**Records shown**:
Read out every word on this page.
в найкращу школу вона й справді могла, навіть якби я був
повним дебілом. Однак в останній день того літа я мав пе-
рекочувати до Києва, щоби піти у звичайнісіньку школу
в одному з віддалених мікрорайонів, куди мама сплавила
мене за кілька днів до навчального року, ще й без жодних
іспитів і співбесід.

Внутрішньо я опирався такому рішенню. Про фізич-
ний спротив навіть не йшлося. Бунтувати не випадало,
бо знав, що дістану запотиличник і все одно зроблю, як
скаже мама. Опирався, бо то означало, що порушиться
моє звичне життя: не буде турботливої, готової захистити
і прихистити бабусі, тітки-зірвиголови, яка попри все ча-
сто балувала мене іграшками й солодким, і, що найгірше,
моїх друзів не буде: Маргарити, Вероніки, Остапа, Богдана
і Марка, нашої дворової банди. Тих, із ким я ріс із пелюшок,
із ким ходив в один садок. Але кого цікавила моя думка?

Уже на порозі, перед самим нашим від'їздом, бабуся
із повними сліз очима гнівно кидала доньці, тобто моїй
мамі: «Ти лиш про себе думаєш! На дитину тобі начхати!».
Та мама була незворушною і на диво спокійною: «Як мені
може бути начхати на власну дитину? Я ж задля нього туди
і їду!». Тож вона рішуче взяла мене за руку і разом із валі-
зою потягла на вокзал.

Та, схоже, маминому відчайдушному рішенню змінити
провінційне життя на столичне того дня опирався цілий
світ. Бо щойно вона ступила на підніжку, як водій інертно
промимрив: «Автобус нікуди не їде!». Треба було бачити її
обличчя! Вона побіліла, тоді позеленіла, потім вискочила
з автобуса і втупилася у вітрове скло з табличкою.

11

**What to work on**:
Exactly as written, please output every entry.

**Exercise solution**:
Read out every word on this page.
в найкращу школу вона й справді могла, навіть якби я був
повним дебілом. Однак в останній день того літа я мав пе-
рекочувати до Києва, щоби піти у звичайнісіньку школу
в одному з віддалених мікрорайонів, куди мама сплавила
мене за кілька днів до навчального року, ще й без жодних
іспитів і співбесід.

Внутрішньо я опирався такому рішенню. Про фізич-
ний спротив навіть не йшлося. Бунтувати не випадало,
бо знав, що дістану запотиличник і все одно зроблю, як
скаже мама. Опирався, бо то означало, що порушиться
моє звичне життя: не буде турботливої, готової захистити
і прихистити бабусі, тітки-зірвиголови, яка попри все ча-
сто балувала мене іграшками й солодким, і, що найгірше,
моїх друзів не буде: Маргарити, Вероніки, Остапа, Богдана
і Марка, нашої дворової банди. Тих, із ким я ріс із пелюшок,
із ким ходив в один садок. Але кого цікавила моя думка?

Уже на порозі, перед самим нашим від'їздом, бабуся
із повними сліз очима гнівно кидала доньці, тобто моїй
мамі: «Ти лиш про себе думаєш! На дитину тобі начхати!».
Та мама була незворушною і на диво спокійною: «Як мені
може бути начхати на власну дитину? Я ж задля нього туди
і їду!». Тож вона рішуче взяла мене за руку і разом із валі-
зою потягла на вокзал.

Та, схоже, маминому відчайдушному рішенню змінити
провінційне життя на столичне того дня опирався цілий
світ. Бо щойно вона ступила на підніжку, як водій інертно
промимрив: «Автобус нікуди не їде!». Треба було бачити її
обличчя! Вона побіліла, тоді позеленіла, потім вискочила
з автобуса і втупилася у вітрове скло з табличкою.

11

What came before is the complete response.